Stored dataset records
* * * *

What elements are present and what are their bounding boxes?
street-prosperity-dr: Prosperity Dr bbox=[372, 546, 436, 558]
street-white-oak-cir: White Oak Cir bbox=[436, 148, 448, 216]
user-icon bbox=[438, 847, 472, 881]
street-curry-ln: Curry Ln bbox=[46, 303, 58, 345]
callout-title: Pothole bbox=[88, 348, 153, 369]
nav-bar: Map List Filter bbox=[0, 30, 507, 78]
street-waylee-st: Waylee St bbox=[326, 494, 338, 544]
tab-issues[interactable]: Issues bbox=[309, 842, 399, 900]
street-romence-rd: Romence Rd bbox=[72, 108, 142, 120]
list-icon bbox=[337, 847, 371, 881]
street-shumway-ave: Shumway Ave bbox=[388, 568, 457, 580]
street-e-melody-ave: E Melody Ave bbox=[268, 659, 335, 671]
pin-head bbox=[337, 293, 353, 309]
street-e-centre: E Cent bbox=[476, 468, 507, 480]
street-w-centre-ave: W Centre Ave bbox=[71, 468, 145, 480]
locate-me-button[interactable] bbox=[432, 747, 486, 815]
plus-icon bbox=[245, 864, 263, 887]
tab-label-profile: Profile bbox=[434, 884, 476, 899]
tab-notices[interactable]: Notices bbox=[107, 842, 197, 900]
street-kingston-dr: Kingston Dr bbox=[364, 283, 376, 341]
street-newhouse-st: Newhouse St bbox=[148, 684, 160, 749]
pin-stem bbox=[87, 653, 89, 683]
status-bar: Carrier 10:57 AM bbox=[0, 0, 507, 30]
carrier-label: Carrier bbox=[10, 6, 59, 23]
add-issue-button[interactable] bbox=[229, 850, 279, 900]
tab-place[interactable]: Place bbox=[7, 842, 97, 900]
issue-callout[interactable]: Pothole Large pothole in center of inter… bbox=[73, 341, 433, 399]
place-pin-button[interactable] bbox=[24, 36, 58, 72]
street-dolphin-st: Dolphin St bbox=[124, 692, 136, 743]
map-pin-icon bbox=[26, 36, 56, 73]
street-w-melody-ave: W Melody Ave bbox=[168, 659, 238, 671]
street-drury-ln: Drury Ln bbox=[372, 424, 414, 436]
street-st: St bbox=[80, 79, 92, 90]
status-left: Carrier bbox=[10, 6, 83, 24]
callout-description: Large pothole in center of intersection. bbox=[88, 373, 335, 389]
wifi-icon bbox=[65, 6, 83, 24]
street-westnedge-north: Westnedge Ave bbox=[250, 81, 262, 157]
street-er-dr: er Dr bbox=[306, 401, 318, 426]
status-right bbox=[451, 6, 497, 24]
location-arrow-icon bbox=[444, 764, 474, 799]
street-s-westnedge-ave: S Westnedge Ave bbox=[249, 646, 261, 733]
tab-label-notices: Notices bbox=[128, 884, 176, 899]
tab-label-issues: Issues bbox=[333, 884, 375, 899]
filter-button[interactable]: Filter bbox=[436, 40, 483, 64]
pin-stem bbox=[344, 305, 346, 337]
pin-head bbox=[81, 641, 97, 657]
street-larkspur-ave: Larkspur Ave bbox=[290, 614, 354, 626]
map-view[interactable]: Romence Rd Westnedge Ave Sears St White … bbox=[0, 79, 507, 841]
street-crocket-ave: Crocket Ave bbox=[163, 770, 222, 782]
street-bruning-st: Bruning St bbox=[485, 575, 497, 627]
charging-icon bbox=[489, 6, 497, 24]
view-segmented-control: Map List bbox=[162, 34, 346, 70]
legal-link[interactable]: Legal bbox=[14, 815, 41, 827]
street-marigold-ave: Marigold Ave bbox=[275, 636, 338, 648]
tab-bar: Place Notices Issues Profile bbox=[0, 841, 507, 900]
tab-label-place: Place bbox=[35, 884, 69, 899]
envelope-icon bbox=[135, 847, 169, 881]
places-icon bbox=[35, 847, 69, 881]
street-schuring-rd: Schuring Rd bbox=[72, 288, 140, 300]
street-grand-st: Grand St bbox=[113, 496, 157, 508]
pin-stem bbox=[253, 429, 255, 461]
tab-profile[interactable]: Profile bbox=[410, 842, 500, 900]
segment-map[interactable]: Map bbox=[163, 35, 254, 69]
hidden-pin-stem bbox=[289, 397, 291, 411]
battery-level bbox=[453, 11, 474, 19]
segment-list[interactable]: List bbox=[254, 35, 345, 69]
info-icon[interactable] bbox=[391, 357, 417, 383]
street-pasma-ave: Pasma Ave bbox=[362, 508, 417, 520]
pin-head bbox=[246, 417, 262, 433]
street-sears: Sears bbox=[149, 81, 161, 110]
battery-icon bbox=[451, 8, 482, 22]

* * * *

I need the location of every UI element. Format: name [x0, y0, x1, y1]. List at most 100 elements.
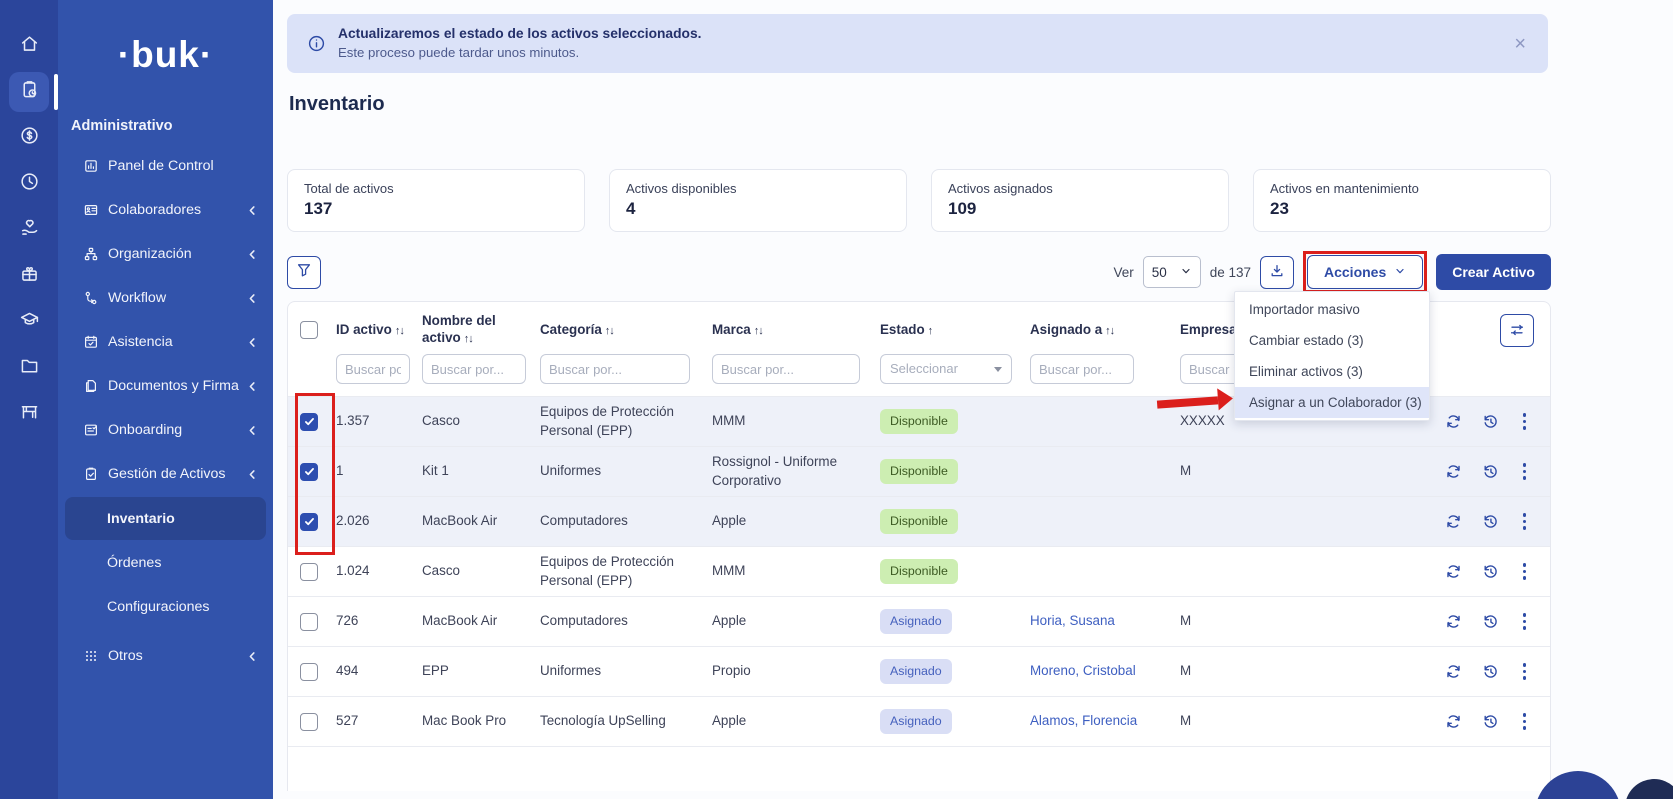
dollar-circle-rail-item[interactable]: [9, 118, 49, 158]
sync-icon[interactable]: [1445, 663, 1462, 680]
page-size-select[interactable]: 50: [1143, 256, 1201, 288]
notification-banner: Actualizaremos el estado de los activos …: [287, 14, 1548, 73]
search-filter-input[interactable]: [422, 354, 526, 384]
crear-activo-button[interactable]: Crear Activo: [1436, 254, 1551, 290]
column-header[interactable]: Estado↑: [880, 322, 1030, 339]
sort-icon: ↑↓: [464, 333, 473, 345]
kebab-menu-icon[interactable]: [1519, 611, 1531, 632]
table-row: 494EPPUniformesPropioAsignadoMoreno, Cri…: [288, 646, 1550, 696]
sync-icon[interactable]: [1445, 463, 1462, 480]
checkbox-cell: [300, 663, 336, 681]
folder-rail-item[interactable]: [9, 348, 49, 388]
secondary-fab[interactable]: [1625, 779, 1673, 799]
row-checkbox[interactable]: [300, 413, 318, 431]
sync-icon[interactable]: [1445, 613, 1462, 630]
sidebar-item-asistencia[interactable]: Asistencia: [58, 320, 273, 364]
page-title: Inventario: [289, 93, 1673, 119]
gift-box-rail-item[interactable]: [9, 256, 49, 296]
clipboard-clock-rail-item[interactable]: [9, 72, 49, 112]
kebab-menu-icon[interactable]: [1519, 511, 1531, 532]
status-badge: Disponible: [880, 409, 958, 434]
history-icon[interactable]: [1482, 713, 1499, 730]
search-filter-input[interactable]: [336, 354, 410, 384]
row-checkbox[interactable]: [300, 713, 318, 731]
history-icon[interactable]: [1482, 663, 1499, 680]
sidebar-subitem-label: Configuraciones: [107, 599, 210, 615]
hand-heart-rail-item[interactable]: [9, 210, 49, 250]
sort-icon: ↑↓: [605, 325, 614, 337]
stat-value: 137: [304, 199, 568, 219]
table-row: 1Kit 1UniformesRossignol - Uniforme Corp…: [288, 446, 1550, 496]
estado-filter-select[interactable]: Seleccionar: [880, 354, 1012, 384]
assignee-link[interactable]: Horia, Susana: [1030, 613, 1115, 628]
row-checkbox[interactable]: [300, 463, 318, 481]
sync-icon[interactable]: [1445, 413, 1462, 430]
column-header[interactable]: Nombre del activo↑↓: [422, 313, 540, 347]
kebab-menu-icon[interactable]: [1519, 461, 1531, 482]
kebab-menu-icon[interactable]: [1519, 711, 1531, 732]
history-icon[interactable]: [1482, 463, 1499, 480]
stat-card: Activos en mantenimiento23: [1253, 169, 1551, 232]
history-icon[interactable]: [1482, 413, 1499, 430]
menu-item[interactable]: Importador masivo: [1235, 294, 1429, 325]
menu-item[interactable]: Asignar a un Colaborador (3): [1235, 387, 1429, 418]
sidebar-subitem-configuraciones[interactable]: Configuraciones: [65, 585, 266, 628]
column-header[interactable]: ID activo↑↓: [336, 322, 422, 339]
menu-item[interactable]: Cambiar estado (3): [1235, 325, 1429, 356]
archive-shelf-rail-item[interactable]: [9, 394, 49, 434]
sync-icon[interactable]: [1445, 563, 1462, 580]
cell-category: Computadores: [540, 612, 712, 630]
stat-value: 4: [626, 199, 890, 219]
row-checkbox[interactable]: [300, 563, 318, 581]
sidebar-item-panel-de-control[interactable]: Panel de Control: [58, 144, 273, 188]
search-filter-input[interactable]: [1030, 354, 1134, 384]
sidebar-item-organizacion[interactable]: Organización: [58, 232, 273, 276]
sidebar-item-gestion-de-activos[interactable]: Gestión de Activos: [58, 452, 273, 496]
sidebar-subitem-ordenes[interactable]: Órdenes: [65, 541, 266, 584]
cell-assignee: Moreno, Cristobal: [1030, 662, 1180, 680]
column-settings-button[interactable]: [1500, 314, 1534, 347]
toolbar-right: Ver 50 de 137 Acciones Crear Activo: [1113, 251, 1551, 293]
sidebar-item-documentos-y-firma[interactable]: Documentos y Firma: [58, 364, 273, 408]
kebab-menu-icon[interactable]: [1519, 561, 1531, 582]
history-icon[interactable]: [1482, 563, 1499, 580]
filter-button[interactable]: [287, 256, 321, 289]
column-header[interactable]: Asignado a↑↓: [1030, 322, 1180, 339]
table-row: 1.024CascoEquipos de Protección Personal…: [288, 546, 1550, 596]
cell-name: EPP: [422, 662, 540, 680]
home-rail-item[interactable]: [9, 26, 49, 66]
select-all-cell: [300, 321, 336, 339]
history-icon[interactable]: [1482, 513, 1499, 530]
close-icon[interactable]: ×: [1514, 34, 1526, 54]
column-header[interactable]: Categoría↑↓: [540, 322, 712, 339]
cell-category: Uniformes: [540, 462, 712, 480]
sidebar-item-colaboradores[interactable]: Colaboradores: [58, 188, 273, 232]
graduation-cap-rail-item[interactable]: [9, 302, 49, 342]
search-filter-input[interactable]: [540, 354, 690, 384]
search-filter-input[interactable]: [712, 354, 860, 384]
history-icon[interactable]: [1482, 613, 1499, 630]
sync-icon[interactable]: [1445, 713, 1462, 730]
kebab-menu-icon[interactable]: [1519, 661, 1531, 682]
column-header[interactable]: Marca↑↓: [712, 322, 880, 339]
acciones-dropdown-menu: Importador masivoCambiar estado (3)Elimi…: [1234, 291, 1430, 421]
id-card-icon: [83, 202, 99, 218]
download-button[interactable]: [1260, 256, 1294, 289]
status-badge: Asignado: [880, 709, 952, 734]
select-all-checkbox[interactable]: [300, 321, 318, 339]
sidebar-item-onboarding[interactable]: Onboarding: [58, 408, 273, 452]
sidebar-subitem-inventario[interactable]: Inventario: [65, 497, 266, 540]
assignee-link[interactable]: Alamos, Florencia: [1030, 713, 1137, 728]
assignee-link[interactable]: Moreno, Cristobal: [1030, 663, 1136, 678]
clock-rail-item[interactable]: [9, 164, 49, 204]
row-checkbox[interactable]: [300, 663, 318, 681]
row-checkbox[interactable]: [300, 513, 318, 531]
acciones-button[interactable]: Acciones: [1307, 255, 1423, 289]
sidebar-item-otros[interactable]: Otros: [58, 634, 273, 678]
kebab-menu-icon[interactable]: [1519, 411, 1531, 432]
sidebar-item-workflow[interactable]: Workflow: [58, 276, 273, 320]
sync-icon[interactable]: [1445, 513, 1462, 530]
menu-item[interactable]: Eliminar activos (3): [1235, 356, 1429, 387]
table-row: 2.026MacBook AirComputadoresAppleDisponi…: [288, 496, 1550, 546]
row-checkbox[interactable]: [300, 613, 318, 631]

* * * *

Repeat the records from the line with "What elements are" to the line with "street-curry-ln: Curry Ln", with both of those lines included.

FINISHED TASK ->
What elements are present and what are their bounding boxes?
street-prosperity-dr: Prosperity Dr bbox=[372, 546, 436, 558]
street-white-oak-cir: White Oak Cir bbox=[436, 148, 448, 216]
user-icon bbox=[438, 847, 472, 881]
street-curry-ln: Curry Ln bbox=[46, 303, 58, 345]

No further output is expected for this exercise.